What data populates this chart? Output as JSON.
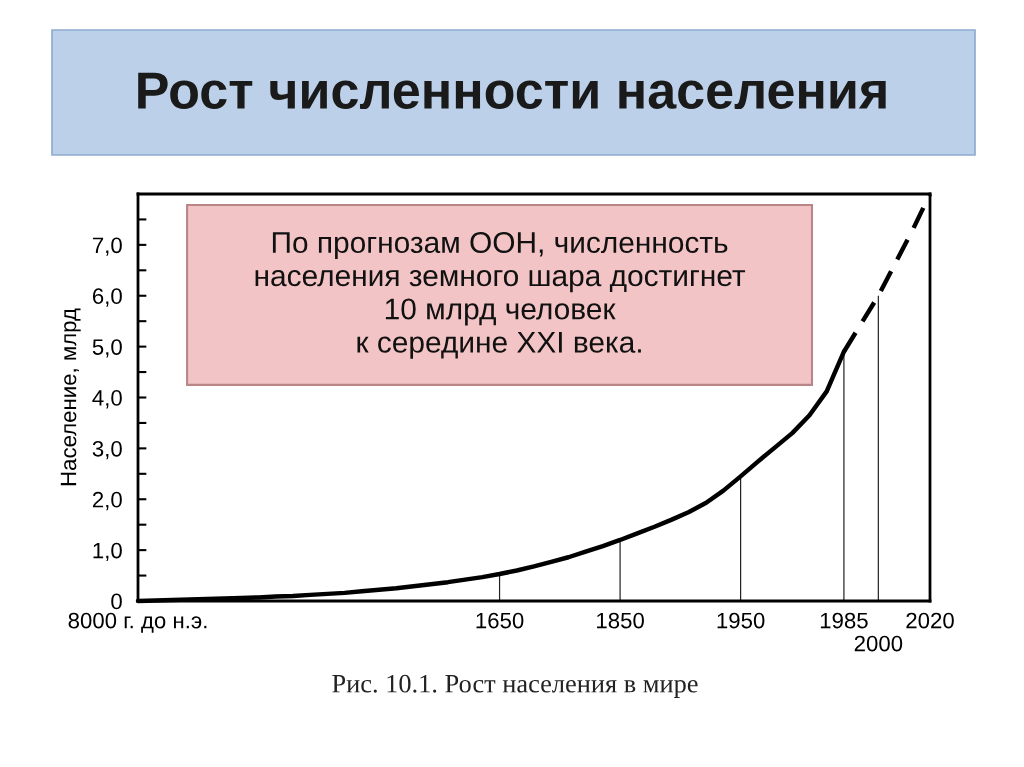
{
  "chart_data": {
    "type": "line",
    "title": "Рост численности населения",
    "ylabel": "Население, млрд",
    "annotations": [
      "По прогнозам ООН, численность\nнаселения земного шара достигнет\n10 млрд человек\nк середине XXI века.",
      "Рис. 10.1. Рост населения в мире"
    ],
    "categories": [
      "8000 г. до н.э.",
      null,
      null,
      null,
      null,
      null,
      null,
      null,
      null,
      null,
      null,
      null,
      null,
      null,
      null,
      null,
      null,
      null,
      null,
      null,
      null,
      "1650",
      null,
      null,
      null,
      null,
      null,
      null,
      "1850",
      null,
      null,
      null,
      null,
      null,
      null,
      "1950",
      null,
      null,
      null,
      null,
      null,
      "1985",
      null,
      "2000",
      null,
      null,
      "2020"
    ],
    "series": [
      {
        "color": "#000000",
        "values": [
          0.0,
          0.01,
          0.02,
          0.03,
          0.04,
          0.05,
          0.06,
          0.07,
          0.09,
          0.1,
          0.12,
          0.14,
          0.16,
          0.19,
          0.22,
          0.25,
          0.29,
          0.33,
          0.37,
          0.42,
          0.47,
          0.53,
          0.6,
          0.68,
          0.77,
          0.86,
          0.97,
          1.08,
          1.2,
          1.33,
          1.46,
          1.6,
          1.75,
          1.93,
          2.17,
          2.45,
          2.74,
          3.02,
          3.3,
          3.65,
          4.12,
          4.9,
          null,
          null,
          null,
          null,
          null
        ]
      },
      {
        "color": "#000000",
        "line_style": "dashed",
        "values": [
          null,
          null,
          null,
          null,
          null,
          null,
          null,
          null,
          null,
          null,
          null,
          null,
          null,
          null,
          null,
          null,
          null,
          null,
          null,
          null,
          null,
          null,
          null,
          null,
          null,
          null,
          null,
          null,
          null,
          null,
          null,
          null,
          null,
          null,
          null,
          null,
          null,
          null,
          null,
          null,
          null,
          4.9,
          5.45,
          6.0,
          6.65,
          7.3,
          8.0
        ]
      },
      {
        "type": "bar",
        "color": "#222222",
        "values": [
          null,
          null,
          null,
          null,
          null,
          null,
          null,
          null,
          null,
          null,
          null,
          null,
          null,
          null,
          null,
          null,
          null,
          null,
          null,
          null,
          null,
          0.53,
          null,
          null,
          null,
          null,
          null,
          null,
          1.2,
          null,
          null,
          null,
          null,
          null,
          null,
          2.45,
          null,
          null,
          null,
          null,
          null,
          4.9,
          null,
          6.0,
          null,
          null,
          null
        ]
      }
    ],
    "line_style": "solid",
    "marker": "none",
    "ylim": [
      0,
      8
    ],
    "yticks": [
      0,
      {
        "value": 0.5,
        "label": null
      },
      {
        "value": 1,
        "label": "1,0"
      },
      {
        "value": 1.5,
        "label": null
      },
      {
        "value": 2,
        "label": "2,0"
      },
      {
        "value": 2.5,
        "label": null
      },
      {
        "value": 3,
        "label": "3,0"
      },
      {
        "value": 3.5,
        "label": null
      },
      {
        "value": 4,
        "label": "4,0"
      },
      {
        "value": 4.5,
        "label": null
      },
      {
        "value": 5,
        "label": "5,0"
      },
      {
        "value": 5.5,
        "label": null
      },
      {
        "value": 6,
        "label": "6,0"
      },
      {
        "value": 6.5,
        "label": null
      },
      {
        "value": 7,
        "label": "7,0"
      },
      {
        "value": 7.5,
        "label": null
      }
    ]
  }
}
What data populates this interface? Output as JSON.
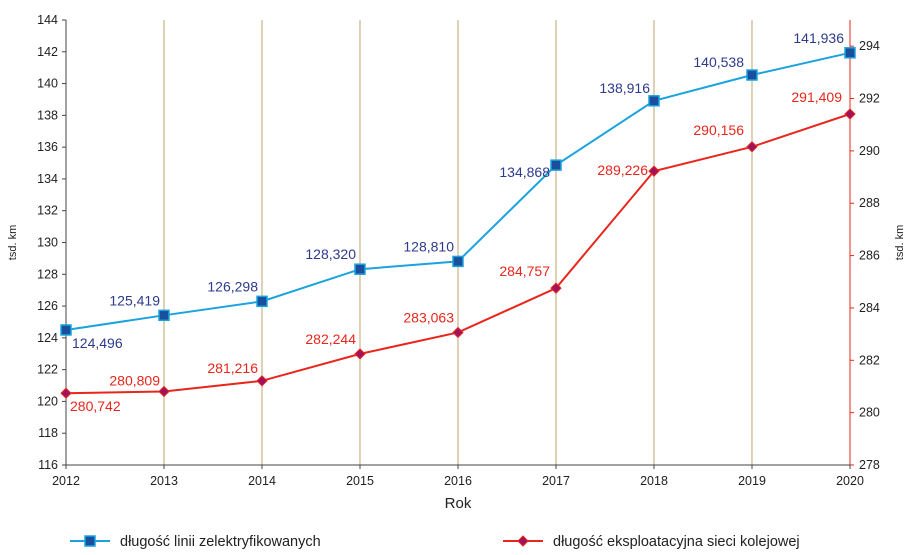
{
  "chart_data": {
    "type": "line",
    "x": [
      "2012",
      "2013",
      "2014",
      "2015",
      "2016",
      "2017",
      "2018",
      "2019",
      "2020"
    ],
    "xlabel": "Rok",
    "ylabel_left": "tsd. km",
    "ylabel_right": "tsd. km",
    "ylim_left": [
      116,
      144
    ],
    "yticks_left": [
      "116",
      "118",
      "120",
      "122",
      "124",
      "126",
      "128",
      "130",
      "132",
      "134",
      "136",
      "138",
      "140",
      "142",
      "144"
    ],
    "ylim_right": [
      278,
      295
    ],
    "yticks_right": [
      "278",
      "280",
      "282",
      "284",
      "286",
      "288",
      "290",
      "292",
      "294"
    ],
    "grid": "vertical",
    "legend_position": "bottom",
    "series": [
      {
        "name": "długość linii zelektryfikowanych",
        "axis": "left",
        "color": "#1ba3dd",
        "marker_color": "#1a4f9e",
        "marker": "square",
        "label_color": "#2e3a8c",
        "values": [
          124.496,
          125.419,
          126.298,
          128.32,
          128.81,
          134.868,
          138.916,
          140.538,
          141.936
        ],
        "labels": [
          "124,496",
          "125,419",
          "126,298",
          "128,320",
          "128,810",
          "134,868",
          "138,916",
          "140,538",
          "141,936"
        ]
      },
      {
        "name": "długość eksploatacyjna sieci kolejowej",
        "axis": "right",
        "color": "#e8261c",
        "marker_color": "#a0135c",
        "marker": "diamond",
        "label_color": "#e8261c",
        "values": [
          280.742,
          280.809,
          281.216,
          282.244,
          283.063,
          284.757,
          289.226,
          290.156,
          291.409
        ],
        "labels": [
          "280,742",
          "280,809",
          "281,216",
          "282,244",
          "283,063",
          "284,757",
          "289,226",
          "290,156",
          "291,409"
        ]
      }
    ]
  }
}
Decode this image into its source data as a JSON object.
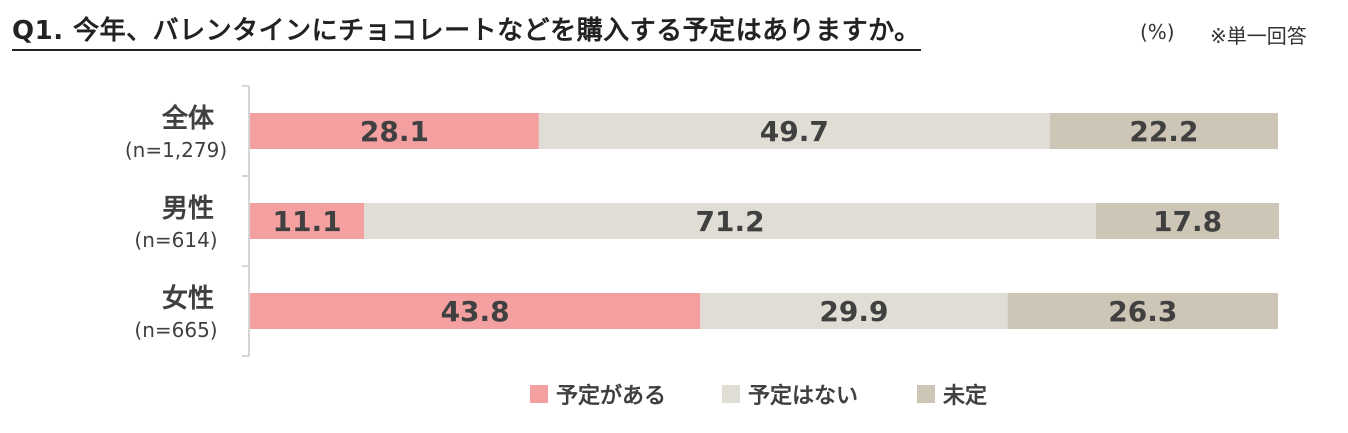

* Aim of the exercise:
Output each line exactly; omit every picture.

* Written solution:
What data populates this chart? Output as JSON.
{
  "chart_data": {
    "type": "line",
    "title": "Рост численности населения",
    "ylabel": "Население, млрд",
    "annotations": [
      "По прогнозам ООН, численность\nнаселения земного шара достигнет\n10 млрд человек\nк середине XXI века.",
      "Рис. 10.1. Рост населения в мире"
    ],
    "categories": [
      "8000 г. до н.э.",
      null,
      null,
      null,
      null,
      null,
      null,
      null,
      null,
      null,
      null,
      null,
      null,
      null,
      null,
      null,
      null,
      null,
      null,
      null,
      null,
      "1650",
      null,
      null,
      null,
      null,
      null,
      null,
      "1850",
      null,
      null,
      null,
      null,
      null,
      null,
      "1950",
      null,
      null,
      null,
      null,
      null,
      "1985",
      null,
      "2000",
      null,
      null,
      "2020"
    ],
    "series": [
      {
        "color": "#000000",
        "values": [
          0.0,
          0.01,
          0.02,
          0.03,
          0.04,
          0.05,
          0.06,
          0.07,
          0.09,
          0.1,
          0.12,
          0.14,
          0.16,
          0.19,
          0.22,
          0.25,
          0.29,
          0.33,
          0.37,
          0.42,
          0.47,
          0.53,
          0.6,
          0.68,
          0.77,
          0.86,
          0.97,
          1.08,
          1.2,
          1.33,
          1.46,
          1.6,
          1.75,
          1.93,
          2.17,
          2.45,
          2.74,
          3.02,
          3.3,
          3.65,
          4.12,
          4.9,
          null,
          null,
          null,
          null,
          null
        ]
      },
      {
        "color": "#000000",
        "line_style": "dashed",
        "values": [
          null,
          null,
          null,
          null,
          null,
          null,
          null,
          null,
          null,
          null,
          null,
          null,
          null,
          null,
          null,
          null,
          null,
          null,
          null,
          null,
          null,
          null,
          null,
          null,
          null,
          null,
          null,
          null,
          null,
          null,
          null,
          null,
          null,
          null,
          null,
          null,
          null,
          null,
          null,
          null,
          null,
          4.9,
          5.45,
          6.0,
          6.65,
          7.3,
          8.0
        ]
      },
      {
        "type": "bar",
        "color": "#222222",
        "values": [
          null,
          null,
          null,
          null,
          null,
          null,
          null,
          null,
          null,
          null,
          null,
          null,
          null,
          null,
          null,
          null,
          null,
          null,
          null,
          null,
          null,
          0.53,
          null,
          null,
          null,
          null,
          null,
          null,
          1.2,
          null,
          null,
          null,
          null,
          null,
          null,
          2.45,
          null,
          null,
          null,
          null,
          null,
          4.9,
          null,
          6.0,
          null,
          null,
          null
        ]
      }
    ],
    "line_style": "solid",
    "marker": "none",
    "ylim": [
      0,
      8
    ],
    "yticks": [
      0,
      {
        "value": 0.5,
        "label": null
      },
      {
        "value": 1,
        "label": "1,0"
      },
      {
        "value": 1.5,
        "label": null
      },
      {
        "value": 2,
        "label": "2,0"
      },
      {
        "value": 2.5,
        "label": null
      },
      {
        "value": 3,
        "label": "3,0"
      },
      {
        "value": 3.5,
        "label": null
      },
      {
        "value": 4,
        "label": "4,0"
      },
      {
        "value": 4.5,
        "label": null
      },
      {
        "value": 5,
        "label": "5,0"
      },
      {
        "value": 5.5,
        "label": null
      },
      {
        "value": 6,
        "label": "6,0"
      },
      {
        "value": 6.5,
        "label": null
      },
      {
        "value": 7,
        "label": "7,0"
      },
      {
        "value": 7.5,
        "label": null
      }
    ]
  }
}
What data populates this interface? Output as JSON.
{
  "chart_data": {
    "type": "line",
    "x": [
      "2012",
      "2013",
      "2014",
      "2015",
      "2016",
      "2017",
      "2018",
      "2019",
      "2020"
    ],
    "xlabel": "Rok",
    "ylabel_left": "tsd. km",
    "ylabel_right": "tsd. km",
    "ylim_left": [
      116,
      144
    ],
    "yticks_left": [
      "116",
      "118",
      "120",
      "122",
      "124",
      "126",
      "128",
      "130",
      "132",
      "134",
      "136",
      "138",
      "140",
      "142",
      "144"
    ],
    "ylim_right": [
      278,
      295
    ],
    "yticks_right": [
      "278",
      "280",
      "282",
      "284",
      "286",
      "288",
      "290",
      "292",
      "294"
    ],
    "grid": "vertical",
    "legend_position": "bottom",
    "series": [
      {
        "name": "długość linii zelektryfikowanych",
        "axis": "left",
        "color": "#1ba3dd",
        "marker_color": "#1a4f9e",
        "marker": "square",
        "label_color": "#2e3a8c",
        "values": [
          124.496,
          125.419,
          126.298,
          128.32,
          128.81,
          134.868,
          138.916,
          140.538,
          141.936
        ],
        "labels": [
          "124,496",
          "125,419",
          "126,298",
          "128,320",
          "128,810",
          "134,868",
          "138,916",
          "140,538",
          "141,936"
        ]
      },
      {
        "name": "długość eksploatacyjna sieci kolejowej",
        "axis": "right",
        "color": "#e8261c",
        "marker_color": "#a0135c",
        "marker": "diamond",
        "label_color": "#e8261c",
        "values": [
          280.742,
          280.809,
          281.216,
          282.244,
          283.063,
          284.757,
          289.226,
          290.156,
          291.409
        ],
        "labels": [
          "280,742",
          "280,809",
          "281,216",
          "282,244",
          "283,063",
          "284,757",
          "289,226",
          "290,156",
          "291,409"
        ]
      }
    ]
  }
}
Decode this image into its source data as a JSON object.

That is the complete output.